== Given exercise ==
Locate each line of the material that contains "could", then return it.

Items from a dataset:
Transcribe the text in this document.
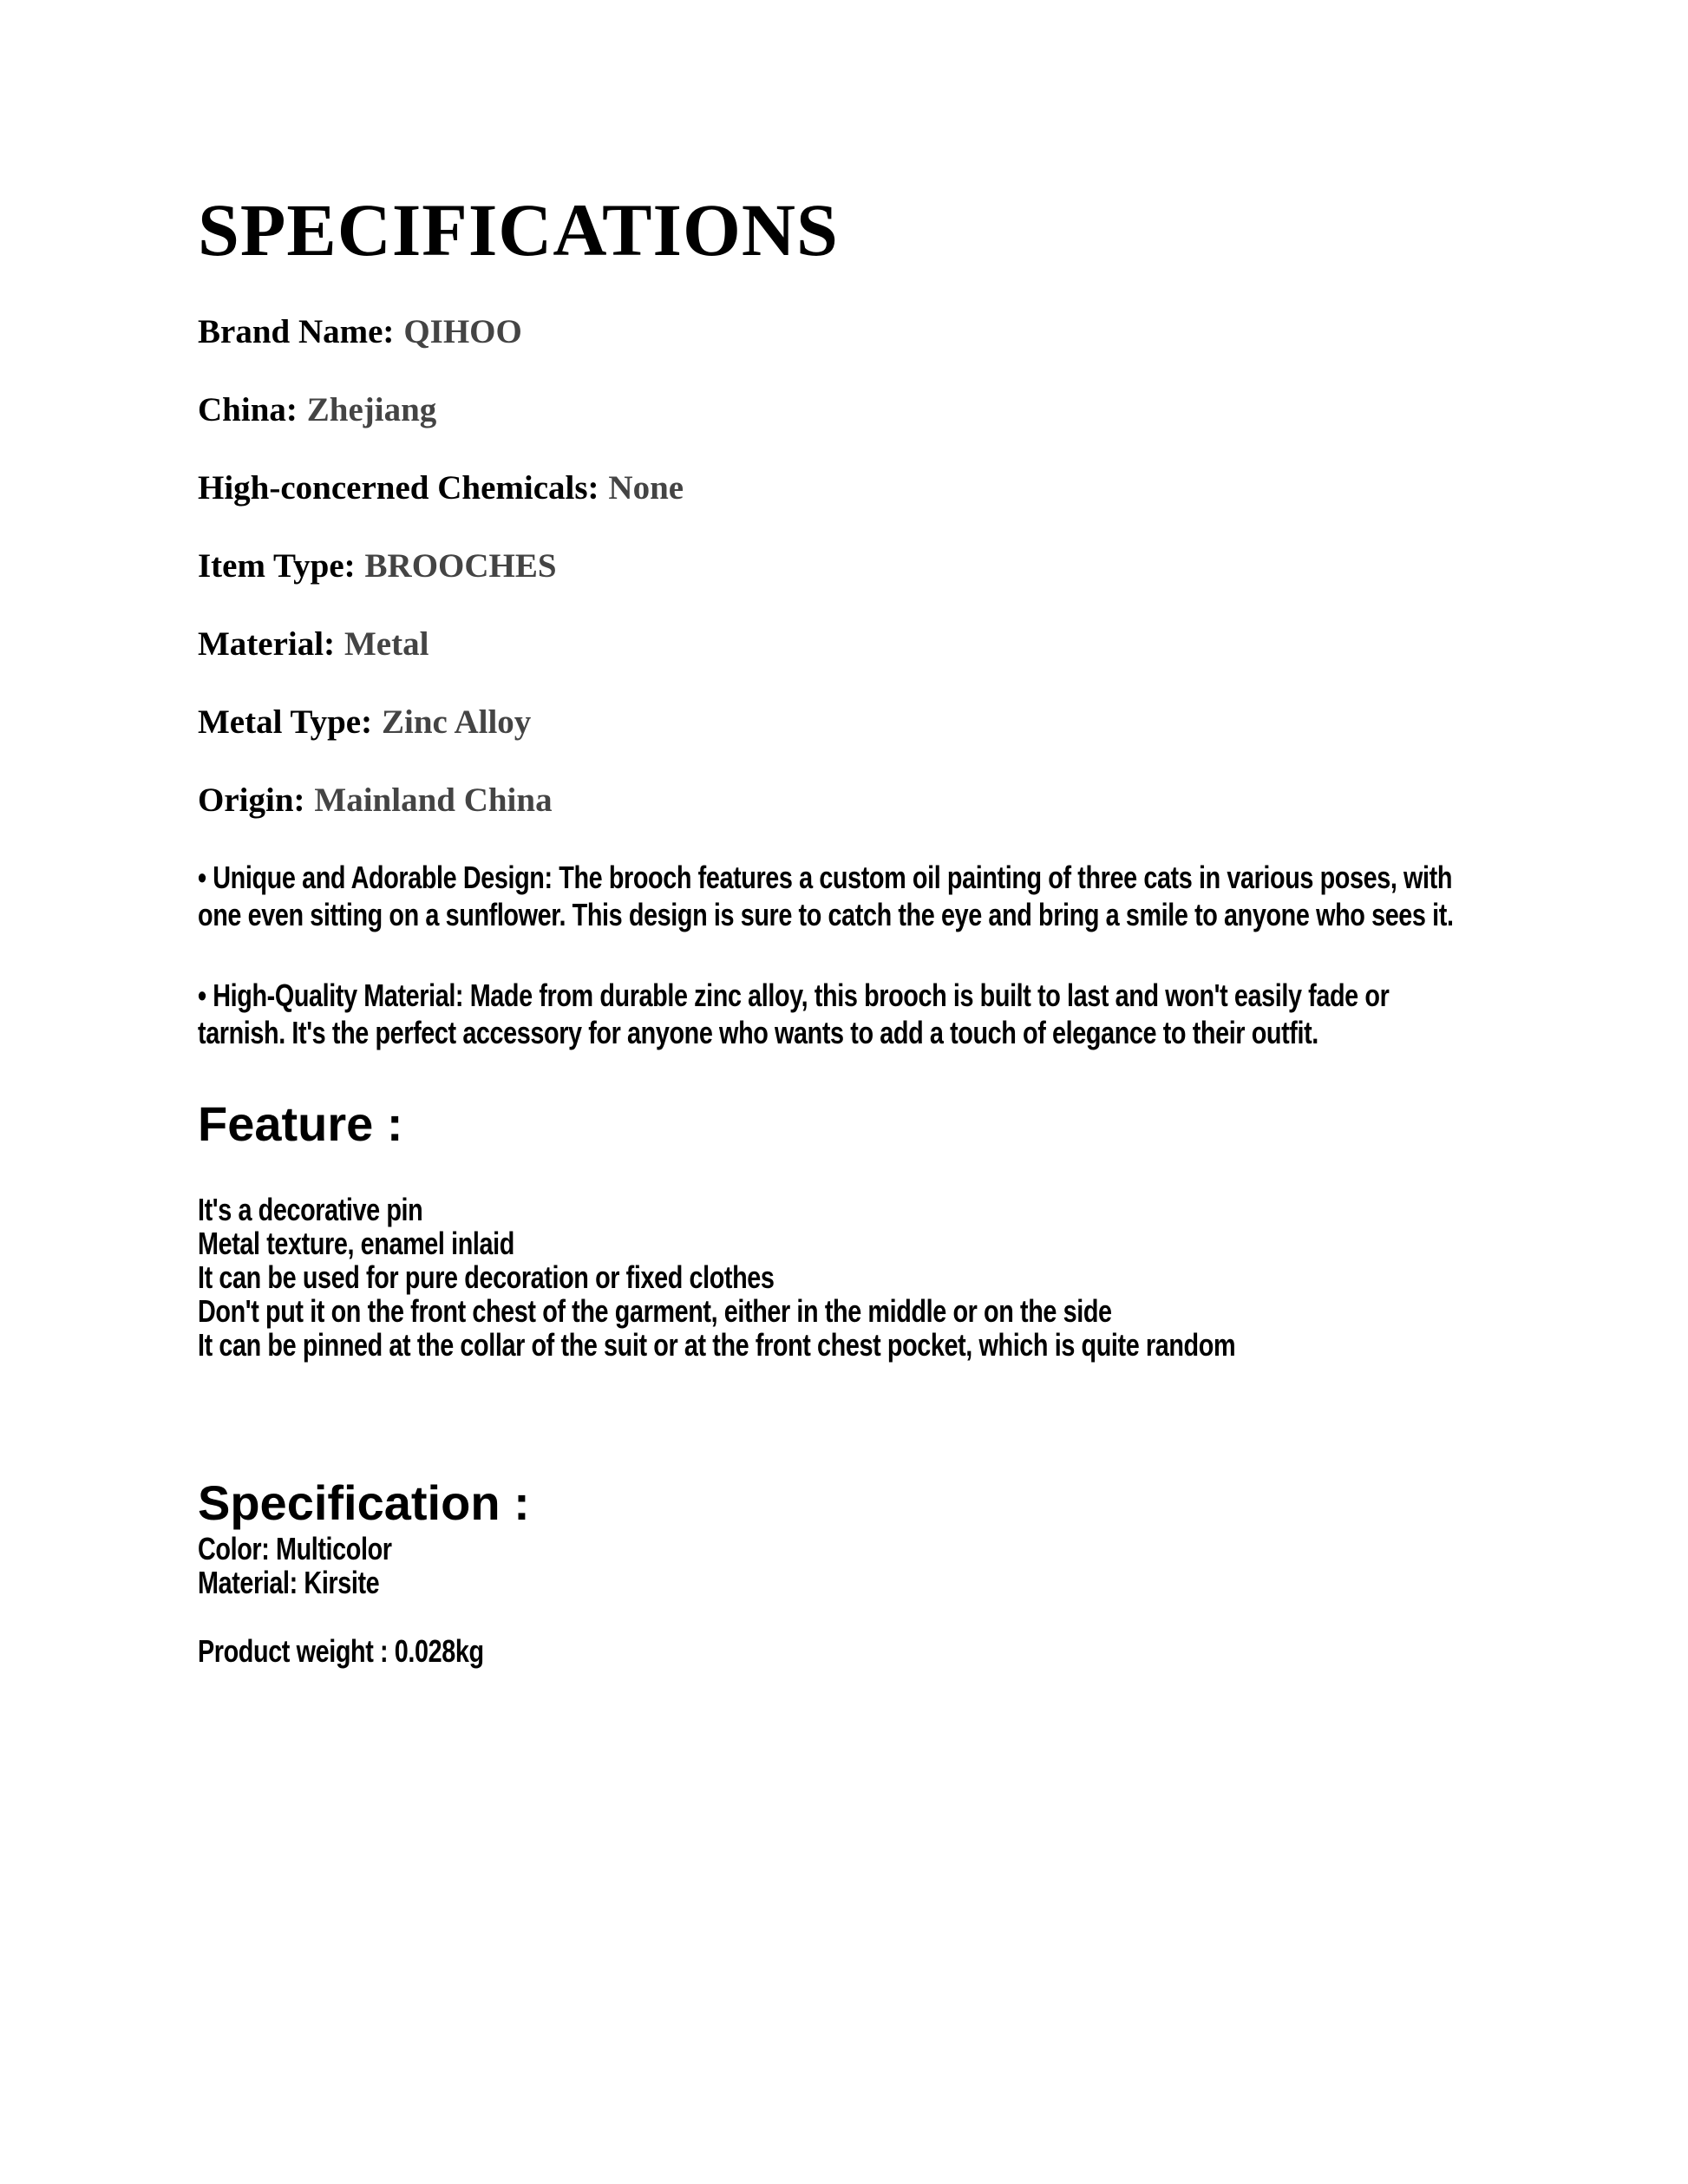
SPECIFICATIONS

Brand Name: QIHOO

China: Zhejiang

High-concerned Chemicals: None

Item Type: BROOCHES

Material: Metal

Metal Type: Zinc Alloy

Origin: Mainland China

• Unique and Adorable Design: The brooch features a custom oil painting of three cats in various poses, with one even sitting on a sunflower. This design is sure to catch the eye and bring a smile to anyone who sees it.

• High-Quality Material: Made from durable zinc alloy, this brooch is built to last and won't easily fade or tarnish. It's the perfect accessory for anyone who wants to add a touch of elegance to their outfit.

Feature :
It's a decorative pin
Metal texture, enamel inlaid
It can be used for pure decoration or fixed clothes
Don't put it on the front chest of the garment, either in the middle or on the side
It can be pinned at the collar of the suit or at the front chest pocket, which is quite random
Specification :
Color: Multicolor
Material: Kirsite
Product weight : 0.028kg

...

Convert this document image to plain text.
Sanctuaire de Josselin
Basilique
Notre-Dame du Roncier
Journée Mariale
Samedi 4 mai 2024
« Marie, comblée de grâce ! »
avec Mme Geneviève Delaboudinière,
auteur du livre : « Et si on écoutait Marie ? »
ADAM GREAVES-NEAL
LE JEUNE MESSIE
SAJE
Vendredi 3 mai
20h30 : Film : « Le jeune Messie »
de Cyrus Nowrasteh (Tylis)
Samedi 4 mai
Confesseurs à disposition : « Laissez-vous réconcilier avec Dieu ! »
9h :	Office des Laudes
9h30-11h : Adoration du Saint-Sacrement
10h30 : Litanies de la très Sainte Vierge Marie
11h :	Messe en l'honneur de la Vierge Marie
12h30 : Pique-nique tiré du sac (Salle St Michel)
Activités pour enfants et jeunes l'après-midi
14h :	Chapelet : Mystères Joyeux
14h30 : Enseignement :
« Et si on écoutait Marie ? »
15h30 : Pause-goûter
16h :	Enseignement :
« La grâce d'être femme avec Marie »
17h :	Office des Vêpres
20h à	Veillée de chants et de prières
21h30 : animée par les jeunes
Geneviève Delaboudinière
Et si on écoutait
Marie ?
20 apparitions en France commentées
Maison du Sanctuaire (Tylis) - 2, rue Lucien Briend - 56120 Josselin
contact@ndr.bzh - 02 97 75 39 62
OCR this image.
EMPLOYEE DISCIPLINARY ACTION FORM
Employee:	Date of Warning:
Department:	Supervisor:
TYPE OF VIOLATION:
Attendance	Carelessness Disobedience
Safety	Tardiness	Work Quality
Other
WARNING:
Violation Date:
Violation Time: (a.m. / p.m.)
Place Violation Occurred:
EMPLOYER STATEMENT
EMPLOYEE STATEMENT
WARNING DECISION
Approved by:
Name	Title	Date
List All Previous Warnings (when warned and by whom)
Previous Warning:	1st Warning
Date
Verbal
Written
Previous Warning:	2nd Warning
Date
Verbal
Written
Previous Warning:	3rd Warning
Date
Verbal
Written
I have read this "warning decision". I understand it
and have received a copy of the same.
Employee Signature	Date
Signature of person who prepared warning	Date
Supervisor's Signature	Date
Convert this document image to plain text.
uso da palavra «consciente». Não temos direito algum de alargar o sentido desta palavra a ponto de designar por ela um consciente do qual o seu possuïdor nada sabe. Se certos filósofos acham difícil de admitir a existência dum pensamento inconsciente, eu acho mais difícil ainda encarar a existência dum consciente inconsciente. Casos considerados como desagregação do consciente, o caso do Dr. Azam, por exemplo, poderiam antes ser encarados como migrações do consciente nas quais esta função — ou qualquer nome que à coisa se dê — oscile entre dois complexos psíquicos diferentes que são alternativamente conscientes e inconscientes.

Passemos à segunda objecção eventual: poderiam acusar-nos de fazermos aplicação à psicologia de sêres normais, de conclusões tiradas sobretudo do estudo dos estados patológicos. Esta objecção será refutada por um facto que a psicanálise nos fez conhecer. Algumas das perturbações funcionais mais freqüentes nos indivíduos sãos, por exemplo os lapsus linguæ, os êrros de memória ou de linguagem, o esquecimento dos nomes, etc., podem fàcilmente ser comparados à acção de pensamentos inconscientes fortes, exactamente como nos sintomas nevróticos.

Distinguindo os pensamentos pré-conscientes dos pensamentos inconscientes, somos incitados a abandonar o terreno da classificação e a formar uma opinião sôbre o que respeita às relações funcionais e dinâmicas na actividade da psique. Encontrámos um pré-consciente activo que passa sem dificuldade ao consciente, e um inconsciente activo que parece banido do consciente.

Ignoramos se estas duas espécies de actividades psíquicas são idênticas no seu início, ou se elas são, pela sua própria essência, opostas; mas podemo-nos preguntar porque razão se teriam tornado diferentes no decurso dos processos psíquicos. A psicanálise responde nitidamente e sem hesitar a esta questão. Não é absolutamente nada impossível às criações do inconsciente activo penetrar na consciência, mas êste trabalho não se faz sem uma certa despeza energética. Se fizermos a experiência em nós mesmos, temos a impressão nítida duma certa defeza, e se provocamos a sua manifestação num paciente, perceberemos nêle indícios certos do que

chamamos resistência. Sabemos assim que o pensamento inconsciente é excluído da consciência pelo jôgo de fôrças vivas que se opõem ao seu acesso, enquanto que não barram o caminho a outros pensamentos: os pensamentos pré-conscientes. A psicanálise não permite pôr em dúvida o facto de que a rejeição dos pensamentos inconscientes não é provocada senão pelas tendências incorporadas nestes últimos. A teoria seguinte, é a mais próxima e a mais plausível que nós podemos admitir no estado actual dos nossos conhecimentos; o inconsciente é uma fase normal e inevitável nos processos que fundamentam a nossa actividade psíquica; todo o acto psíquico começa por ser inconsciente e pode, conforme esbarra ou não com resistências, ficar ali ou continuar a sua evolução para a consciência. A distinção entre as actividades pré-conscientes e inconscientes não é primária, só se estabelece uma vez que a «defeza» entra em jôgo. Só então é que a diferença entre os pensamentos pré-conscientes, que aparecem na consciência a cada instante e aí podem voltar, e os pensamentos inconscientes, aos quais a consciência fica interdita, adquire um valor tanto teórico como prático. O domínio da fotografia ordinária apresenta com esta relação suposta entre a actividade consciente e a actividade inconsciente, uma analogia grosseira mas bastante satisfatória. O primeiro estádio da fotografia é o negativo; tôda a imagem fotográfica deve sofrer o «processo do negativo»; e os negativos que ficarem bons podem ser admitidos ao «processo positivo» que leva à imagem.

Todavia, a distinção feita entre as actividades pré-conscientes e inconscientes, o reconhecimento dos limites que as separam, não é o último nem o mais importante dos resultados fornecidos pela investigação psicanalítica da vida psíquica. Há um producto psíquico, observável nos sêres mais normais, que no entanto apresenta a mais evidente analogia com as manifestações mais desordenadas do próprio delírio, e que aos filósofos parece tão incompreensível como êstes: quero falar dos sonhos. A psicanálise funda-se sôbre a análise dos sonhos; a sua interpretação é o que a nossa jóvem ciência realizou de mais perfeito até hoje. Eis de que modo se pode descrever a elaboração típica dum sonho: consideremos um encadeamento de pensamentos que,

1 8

...

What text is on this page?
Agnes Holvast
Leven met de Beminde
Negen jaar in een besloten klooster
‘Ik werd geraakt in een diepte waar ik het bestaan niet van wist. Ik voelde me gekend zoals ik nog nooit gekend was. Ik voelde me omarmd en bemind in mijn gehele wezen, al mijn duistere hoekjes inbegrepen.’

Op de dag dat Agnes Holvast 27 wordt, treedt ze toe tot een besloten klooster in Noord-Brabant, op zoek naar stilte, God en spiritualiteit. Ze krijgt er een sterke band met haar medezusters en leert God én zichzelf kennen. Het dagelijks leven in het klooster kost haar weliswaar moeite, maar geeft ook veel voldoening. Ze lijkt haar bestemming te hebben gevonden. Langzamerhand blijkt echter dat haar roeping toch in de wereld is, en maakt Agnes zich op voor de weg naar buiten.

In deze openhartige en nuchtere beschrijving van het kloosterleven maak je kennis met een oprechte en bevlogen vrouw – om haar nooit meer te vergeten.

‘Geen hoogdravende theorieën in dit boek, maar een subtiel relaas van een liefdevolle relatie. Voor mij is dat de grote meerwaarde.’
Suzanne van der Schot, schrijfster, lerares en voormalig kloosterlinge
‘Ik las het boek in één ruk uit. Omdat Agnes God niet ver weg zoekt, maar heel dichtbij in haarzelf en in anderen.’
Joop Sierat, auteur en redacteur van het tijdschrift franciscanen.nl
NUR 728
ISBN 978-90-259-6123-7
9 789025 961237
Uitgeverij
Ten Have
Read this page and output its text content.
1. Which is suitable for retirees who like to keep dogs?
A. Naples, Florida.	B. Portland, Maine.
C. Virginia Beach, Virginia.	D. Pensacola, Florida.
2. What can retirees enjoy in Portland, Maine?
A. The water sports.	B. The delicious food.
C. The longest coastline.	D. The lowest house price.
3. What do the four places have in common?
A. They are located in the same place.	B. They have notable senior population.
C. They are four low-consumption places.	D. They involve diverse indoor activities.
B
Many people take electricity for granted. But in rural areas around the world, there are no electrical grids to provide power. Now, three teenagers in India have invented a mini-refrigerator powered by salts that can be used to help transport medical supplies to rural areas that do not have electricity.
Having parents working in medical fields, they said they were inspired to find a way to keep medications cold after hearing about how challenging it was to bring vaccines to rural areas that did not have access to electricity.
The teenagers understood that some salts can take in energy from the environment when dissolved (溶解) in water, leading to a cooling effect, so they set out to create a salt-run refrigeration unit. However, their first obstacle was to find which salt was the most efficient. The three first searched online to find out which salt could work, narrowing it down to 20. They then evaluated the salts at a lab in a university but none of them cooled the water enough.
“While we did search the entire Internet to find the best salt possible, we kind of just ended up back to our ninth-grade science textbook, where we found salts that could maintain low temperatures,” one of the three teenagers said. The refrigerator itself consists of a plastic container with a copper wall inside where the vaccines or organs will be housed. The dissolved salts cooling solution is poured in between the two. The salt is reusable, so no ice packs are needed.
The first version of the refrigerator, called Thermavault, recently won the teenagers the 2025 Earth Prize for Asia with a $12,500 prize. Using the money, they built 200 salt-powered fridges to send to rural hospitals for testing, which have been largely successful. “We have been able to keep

== Finished exercise ==
The teenagers understood that some salts can take in energy from the environment when dissolved (溶解) in water, leading to a cooling effect, so they set out to create a salt-run refrigeration unit. However, their first obstacle was to find which salt was the most efficient. The three first searched online to find out which salt could work, narrowing it down to 20. They then evaluated the salts at a lab in a university but none of them cooled the water enough.
“While we did search the entire Internet to find the best salt possible, we kind of just ended up back to our ninth-grade science textbook, where we found salts that could maintain low temperatures,” one of the three teenagers said. The refrigerator itself consists of a plastic container with a copper wall inside where the vaccines or organs will be housed. The dissolved salts cooling solution is poured in between the two. The salt is reusable, so no ice packs are needed.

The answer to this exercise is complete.